Pictures do not belong in the copy, so please give every entry below again exactly.
————
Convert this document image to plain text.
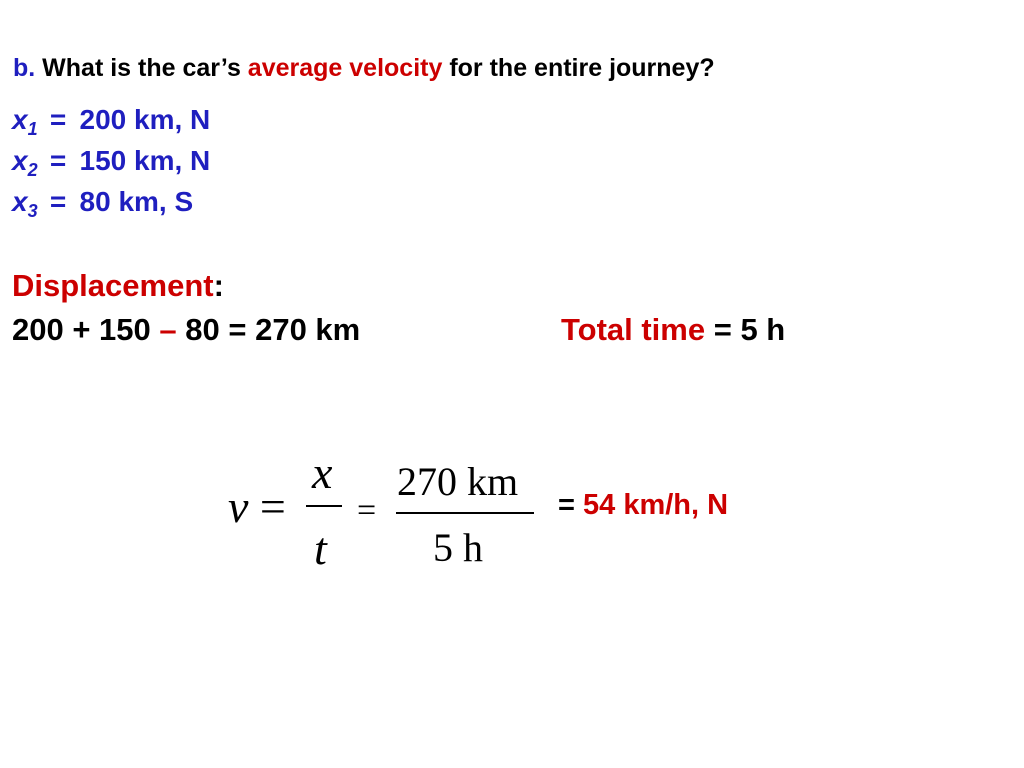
b. What is the car’s average velocity for the entire journey?
$x_1 = 200$ km, N
$x_2 = 150$ km, N
$x_3 = 80$ km, S
Displacement:
200 + 150 – 80 = 270 km	Total time = 5 h
v =
x
t
=
270 km
5 h
= 54 km/h, N
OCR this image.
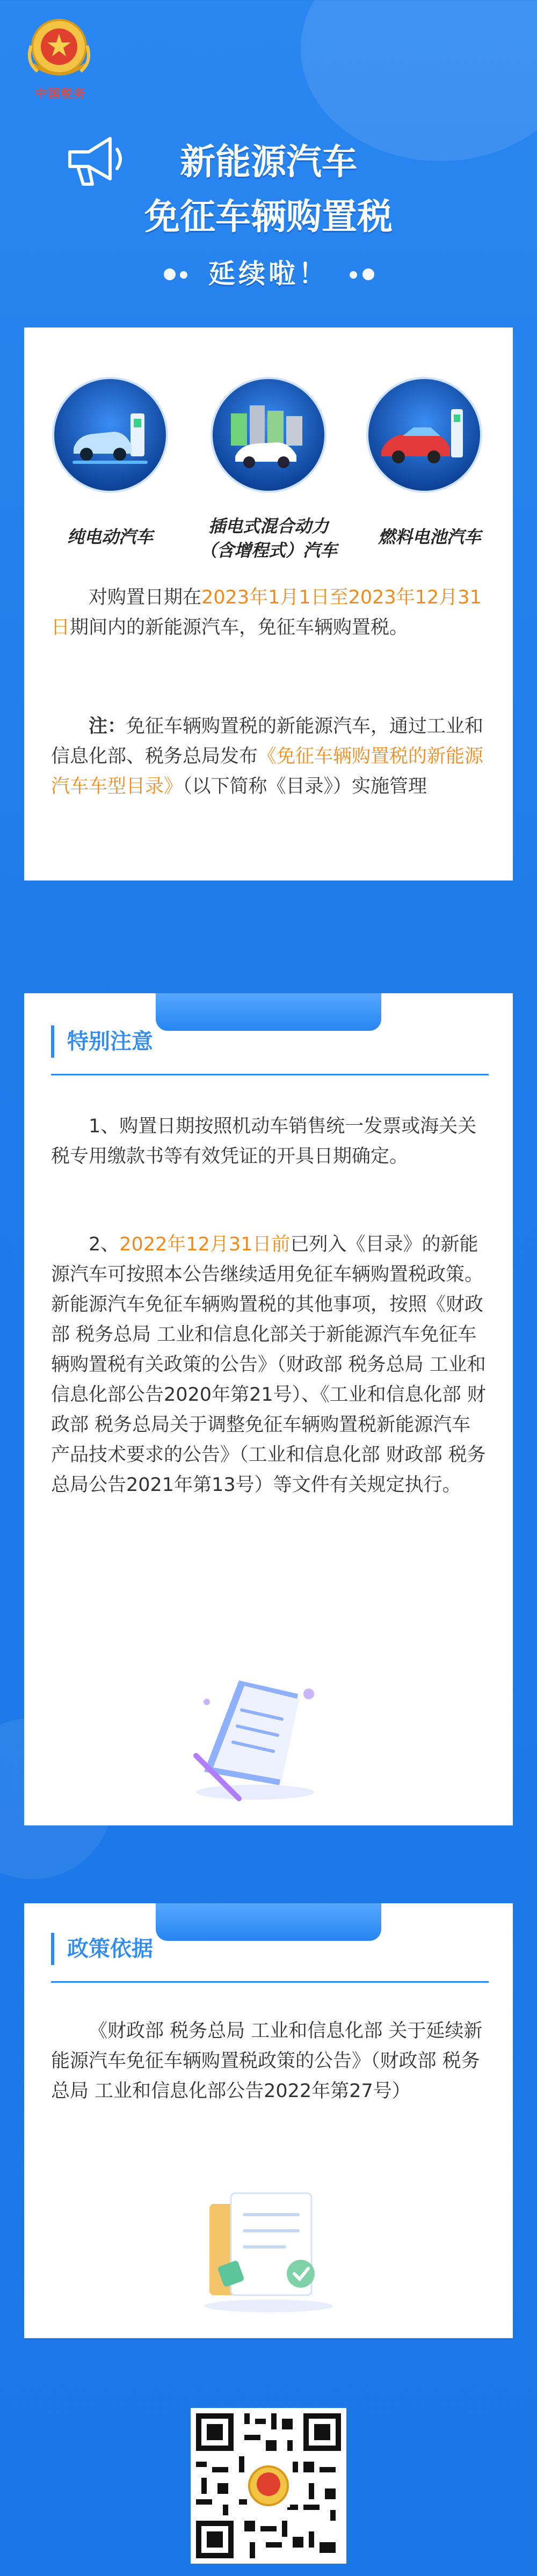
中国税务
新能源汽车
免征车辆购置税
延续啦！
纯电动汽车
插电式混合动力
（含增程式）汽车
燃料电池汽车
对购置日期在2023年1月1日至2023年12月31日期间内的新能源汽车，免征车辆购置税。
注：免征车辆购置税的新能源汽车，通过工业和信息化部、税务总局发布《免征车辆购置税的新能源汽车车型目录》（以下简称《目录》）实施管理
特别注意
1、购置日期按照机动车销售统一发票或海关关税专用缴款书等有效凭证的开具日期确定。
2、2022年12月31日前已列入《目录》的新能源汽车可按照本公告继续适用免征车辆购置税政策。新能源汽车免征车辆购置税的其他事项，按照《财政部 税务总局 工业和信息化部关于新能源汽车免征车辆购置税有关政策的公告》（财政部 税务总局 工业和信息化部公告2020年第21号）、《工业和信息化部 财政部 税务总局关于调整免征车辆购置税新能源汽车产品技术要求的公告》（工业和信息化部 财政部 税务总局公告2021年第13号）等文件有关规定执行。
政策依据
《财政部 税务总局 工业和信息化部 关于延续新能源汽车免征车辆购置税政策的公告》（财政部 税务总局 工业和信息化部公告2022年第27号）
————
▶ Expected answer
Convert this document image to plain text.
b. What is the car’s average velocity for the entire journey?
$x_1 = 200$ km, N
$x_2 = 150$ km, N
$x_3 = 80$ km, S
Displacement:
200 + 150 – 80 = 270 km	Total time = 5 h
v =
x
t
=
270 km
5 h
= 54 km/h, N
OCR this image.
中国税务
新能源汽车
免征车辆购置税
延续啦！
纯电动汽车
插电式混合动力
（含增程式）汽车
燃料电池汽车
对购置日期在2023年1月1日至2023年12月31日期间内的新能源汽车，免征车辆购置税。
注：免征车辆购置税的新能源汽车，通过工业和信息化部、税务总局发布《免征车辆购置税的新能源汽车车型目录》（以下简称《目录》）实施管理
特别注意
1、购置日期按照机动车销售统一发票或海关关税专用缴款书等有效凭证的开具日期确定。
2、2022年12月31日前已列入《目录》的新能源汽车可按照本公告继续适用免征车辆购置税政策。新能源汽车免征车辆购置税的其他事项，按照《财政部 税务总局 工业和信息化部关于新能源汽车免征车辆购置税有关政策的公告》（财政部 税务总局 工业和信息化部公告2020年第21号）、《工业和信息化部 财政部 税务总局关于调整免征车辆购置税新能源汽车产品技术要求的公告》（工业和信息化部 财政部 税务总局公告2021年第13号）等文件有关规定执行。
政策依据
《财政部 税务总局 工业和信息化部 关于延续新能源汽车免征车辆购置税政策的公告》（财政部 税务总局 工业和信息化部公告2022年第27号）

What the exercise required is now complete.